What to do -
Make an exact copy of the lines, leaving the pictures out.

>> Begin Material for the task

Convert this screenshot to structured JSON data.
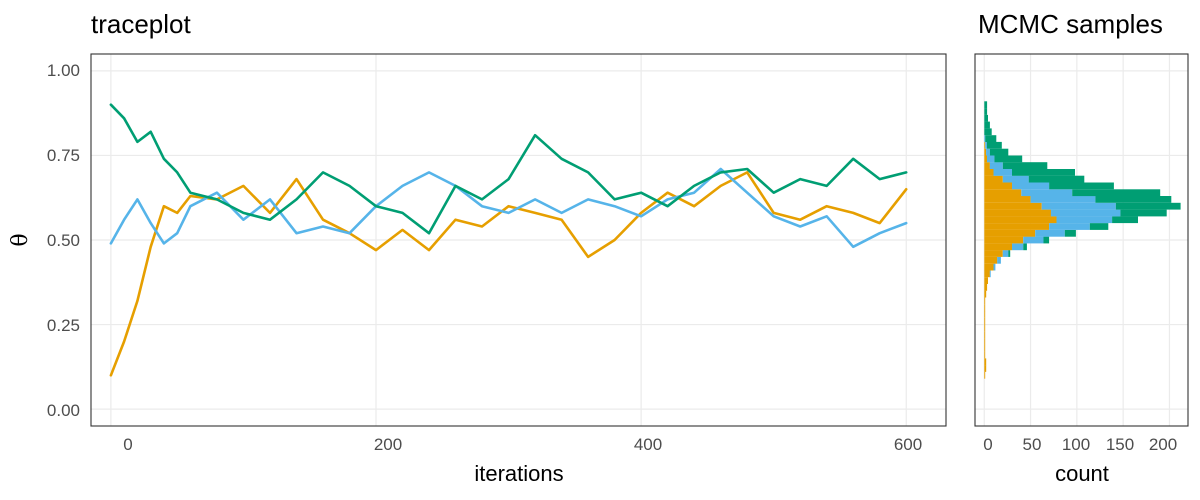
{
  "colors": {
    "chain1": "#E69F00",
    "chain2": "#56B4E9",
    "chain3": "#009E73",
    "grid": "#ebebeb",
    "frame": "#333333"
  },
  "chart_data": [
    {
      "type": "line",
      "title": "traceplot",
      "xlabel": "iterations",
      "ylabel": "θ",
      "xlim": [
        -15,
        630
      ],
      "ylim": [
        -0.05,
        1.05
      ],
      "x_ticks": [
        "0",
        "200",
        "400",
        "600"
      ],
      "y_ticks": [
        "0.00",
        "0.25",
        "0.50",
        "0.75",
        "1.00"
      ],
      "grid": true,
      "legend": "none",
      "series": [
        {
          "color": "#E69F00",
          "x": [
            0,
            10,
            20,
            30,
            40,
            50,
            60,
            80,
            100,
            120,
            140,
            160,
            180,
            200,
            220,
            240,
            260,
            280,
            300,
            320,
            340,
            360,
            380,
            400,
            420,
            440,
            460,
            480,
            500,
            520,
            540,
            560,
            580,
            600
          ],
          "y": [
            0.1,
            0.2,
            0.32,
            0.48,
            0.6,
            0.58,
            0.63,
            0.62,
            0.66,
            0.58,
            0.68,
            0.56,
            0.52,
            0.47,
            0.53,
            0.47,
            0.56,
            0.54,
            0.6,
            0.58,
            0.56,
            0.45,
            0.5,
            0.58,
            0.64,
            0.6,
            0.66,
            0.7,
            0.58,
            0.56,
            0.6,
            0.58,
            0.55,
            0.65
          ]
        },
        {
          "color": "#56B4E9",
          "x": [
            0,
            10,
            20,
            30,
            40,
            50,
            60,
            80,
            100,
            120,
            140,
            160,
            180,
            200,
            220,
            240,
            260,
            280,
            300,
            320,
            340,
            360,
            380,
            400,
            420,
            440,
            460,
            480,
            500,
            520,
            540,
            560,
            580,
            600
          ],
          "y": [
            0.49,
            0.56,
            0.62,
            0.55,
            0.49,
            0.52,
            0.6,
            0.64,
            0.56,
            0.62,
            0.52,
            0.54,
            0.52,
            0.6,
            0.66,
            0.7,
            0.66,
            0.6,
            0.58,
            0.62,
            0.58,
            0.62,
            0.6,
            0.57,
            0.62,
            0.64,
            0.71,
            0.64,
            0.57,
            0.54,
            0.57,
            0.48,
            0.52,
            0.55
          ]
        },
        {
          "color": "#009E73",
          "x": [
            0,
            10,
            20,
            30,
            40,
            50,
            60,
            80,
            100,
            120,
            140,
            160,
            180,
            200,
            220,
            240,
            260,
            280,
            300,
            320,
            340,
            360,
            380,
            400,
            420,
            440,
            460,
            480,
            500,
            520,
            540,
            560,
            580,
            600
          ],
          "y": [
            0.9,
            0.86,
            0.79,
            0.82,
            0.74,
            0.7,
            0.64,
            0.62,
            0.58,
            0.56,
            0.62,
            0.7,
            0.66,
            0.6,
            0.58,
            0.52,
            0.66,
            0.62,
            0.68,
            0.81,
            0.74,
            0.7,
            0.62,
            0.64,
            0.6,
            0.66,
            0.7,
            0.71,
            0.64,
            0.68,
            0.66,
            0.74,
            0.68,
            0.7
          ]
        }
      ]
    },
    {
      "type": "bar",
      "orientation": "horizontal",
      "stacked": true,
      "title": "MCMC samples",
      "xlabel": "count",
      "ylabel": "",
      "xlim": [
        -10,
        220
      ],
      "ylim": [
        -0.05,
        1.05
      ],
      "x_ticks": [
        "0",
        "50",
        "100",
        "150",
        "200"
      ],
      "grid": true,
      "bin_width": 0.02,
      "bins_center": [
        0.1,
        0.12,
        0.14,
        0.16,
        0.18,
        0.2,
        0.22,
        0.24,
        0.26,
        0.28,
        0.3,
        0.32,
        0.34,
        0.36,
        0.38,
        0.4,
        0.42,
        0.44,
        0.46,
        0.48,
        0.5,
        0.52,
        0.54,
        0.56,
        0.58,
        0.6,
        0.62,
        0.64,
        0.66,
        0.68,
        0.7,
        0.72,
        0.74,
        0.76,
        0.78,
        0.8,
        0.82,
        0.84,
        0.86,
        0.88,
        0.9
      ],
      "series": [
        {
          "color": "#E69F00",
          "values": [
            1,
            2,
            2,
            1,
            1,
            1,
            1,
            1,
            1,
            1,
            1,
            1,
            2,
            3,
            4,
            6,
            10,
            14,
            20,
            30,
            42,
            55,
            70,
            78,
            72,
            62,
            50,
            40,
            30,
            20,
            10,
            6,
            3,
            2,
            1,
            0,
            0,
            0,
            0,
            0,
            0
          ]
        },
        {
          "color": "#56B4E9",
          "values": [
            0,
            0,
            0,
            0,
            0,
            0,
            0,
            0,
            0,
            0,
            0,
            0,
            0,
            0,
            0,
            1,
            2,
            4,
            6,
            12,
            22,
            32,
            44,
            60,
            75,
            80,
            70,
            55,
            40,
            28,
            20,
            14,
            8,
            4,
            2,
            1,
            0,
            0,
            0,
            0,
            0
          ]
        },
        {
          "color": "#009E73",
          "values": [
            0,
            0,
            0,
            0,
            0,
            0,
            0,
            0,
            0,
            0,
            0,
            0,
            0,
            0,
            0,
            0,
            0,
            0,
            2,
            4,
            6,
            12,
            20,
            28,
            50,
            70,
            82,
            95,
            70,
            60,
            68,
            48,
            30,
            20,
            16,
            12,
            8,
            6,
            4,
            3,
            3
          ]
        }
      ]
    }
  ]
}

>> End Material for the task

Exercise response -
Convert this screenshot to structured JSON data.
{
  "colors": {
    "chain1": "#E69F00",
    "chain2": "#56B4E9",
    "chain3": "#009E73",
    "grid": "#ebebeb",
    "frame": "#333333"
  },
  "chart_data": [
    {
      "type": "line",
      "title": "traceplot",
      "xlabel": "iterations",
      "ylabel": "θ",
      "xlim": [
        -15,
        630
      ],
      "ylim": [
        -0.05,
        1.05
      ],
      "x_ticks": [
        "0",
        "200",
        "400",
        "600"
      ],
      "y_ticks": [
        "0.00",
        "0.25",
        "0.50",
        "0.75",
        "1.00"
      ],
      "grid": true,
      "legend": "none",
      "series": [
        {
          "color": "#E69F00",
          "x": [
            0,
            10,
            20,
            30,
            40,
            50,
            60,
            80,
            100,
            120,
            140,
            160,
            180,
            200,
            220,
            240,
            260,
            280,
            300,
            320,
            340,
            360,
            380,
            400,
            420,
            440,
            460,
            480,
            500,
            520,
            540,
            560,
            580,
            600
          ],
          "y": [
            0.1,
            0.2,
            0.32,
            0.48,
            0.6,
            0.58,
            0.63,
            0.62,
            0.66,
            0.58,
            0.68,
            0.56,
            0.52,
            0.47,
            0.53,
            0.47,
            0.56,
            0.54,
            0.6,
            0.58,
            0.56,
            0.45,
            0.5,
            0.58,
            0.64,
            0.6,
            0.66,
            0.7,
            0.58,
            0.56,
            0.6,
            0.58,
            0.55,
            0.65
          ]
        },
        {
          "color": "#56B4E9",
          "x": [
            0,
            10,
            20,
            30,
            40,
            50,
            60,
            80,
            100,
            120,
            140,
            160,
            180,
            200,
            220,
            240,
            260,
            280,
            300,
            320,
            340,
            360,
            380,
            400,
            420,
            440,
            460,
            480,
            500,
            520,
            540,
            560,
            580,
            600
          ],
          "y": [
            0.49,
            0.56,
            0.62,
            0.55,
            0.49,
            0.52,
            0.6,
            0.64,
            0.56,
            0.62,
            0.52,
            0.54,
            0.52,
            0.6,
            0.66,
            0.7,
            0.66,
            0.6,
            0.58,
            0.62,
            0.58,
            0.62,
            0.6,
            0.57,
            0.62,
            0.64,
            0.71,
            0.64,
            0.57,
            0.54,
            0.57,
            0.48,
            0.52,
            0.55
          ]
        },
        {
          "color": "#009E73",
          "x": [
            0,
            10,
            20,
            30,
            40,
            50,
            60,
            80,
            100,
            120,
            140,
            160,
            180,
            200,
            220,
            240,
            260,
            280,
            300,
            320,
            340,
            360,
            380,
            400,
            420,
            440,
            460,
            480,
            500,
            520,
            540,
            560,
            580,
            600
          ],
          "y": [
            0.9,
            0.86,
            0.79,
            0.82,
            0.74,
            0.7,
            0.64,
            0.62,
            0.58,
            0.56,
            0.62,
            0.7,
            0.66,
            0.6,
            0.58,
            0.52,
            0.66,
            0.62,
            0.68,
            0.81,
            0.74,
            0.7,
            0.62,
            0.64,
            0.6,
            0.66,
            0.7,
            0.71,
            0.64,
            0.68,
            0.66,
            0.74,
            0.68,
            0.7
          ]
        }
      ]
    },
    {
      "type": "bar",
      "orientation": "horizontal",
      "stacked": true,
      "title": "MCMC samples",
      "xlabel": "count",
      "ylabel": "",
      "xlim": [
        -10,
        220
      ],
      "ylim": [
        -0.05,
        1.05
      ],
      "x_ticks": [
        "0",
        "50",
        "100",
        "150",
        "200"
      ],
      "grid": true,
      "bin_width": 0.02,
      "bins_center": [
        0.1,
        0.12,
        0.14,
        0.16,
        0.18,
        0.2,
        0.22,
        0.24,
        0.26,
        0.28,
        0.3,
        0.32,
        0.34,
        0.36,
        0.38,
        0.4,
        0.42,
        0.44,
        0.46,
        0.48,
        0.5,
        0.52,
        0.54,
        0.56,
        0.58,
        0.6,
        0.62,
        0.64,
        0.66,
        0.68,
        0.7,
        0.72,
        0.74,
        0.76,
        0.78,
        0.8,
        0.82,
        0.84,
        0.86,
        0.88,
        0.9
      ],
      "series": [
        {
          "color": "#E69F00",
          "values": [
            1,
            2,
            2,
            1,
            1,
            1,
            1,
            1,
            1,
            1,
            1,
            1,
            2,
            3,
            4,
            6,
            10,
            14,
            20,
            30,
            42,
            55,
            70,
            78,
            72,
            62,
            50,
            40,
            30,
            20,
            10,
            6,
            3,
            2,
            1,
            0,
            0,
            0,
            0,
            0,
            0
          ]
        },
        {
          "color": "#56B4E9",
          "values": [
            0,
            0,
            0,
            0,
            0,
            0,
            0,
            0,
            0,
            0,
            0,
            0,
            0,
            0,
            0,
            1,
            2,
            4,
            6,
            12,
            22,
            32,
            44,
            60,
            75,
            80,
            70,
            55,
            40,
            28,
            20,
            14,
            8,
            4,
            2,
            1,
            0,
            0,
            0,
            0,
            0
          ]
        },
        {
          "color": "#009E73",
          "values": [
            0,
            0,
            0,
            0,
            0,
            0,
            0,
            0,
            0,
            0,
            0,
            0,
            0,
            0,
            0,
            0,
            0,
            0,
            2,
            4,
            6,
            12,
            20,
            28,
            50,
            70,
            82,
            95,
            70,
            60,
            68,
            48,
            30,
            20,
            16,
            12,
            8,
            6,
            4,
            3,
            3
          ]
        }
      ]
    }
  ]
}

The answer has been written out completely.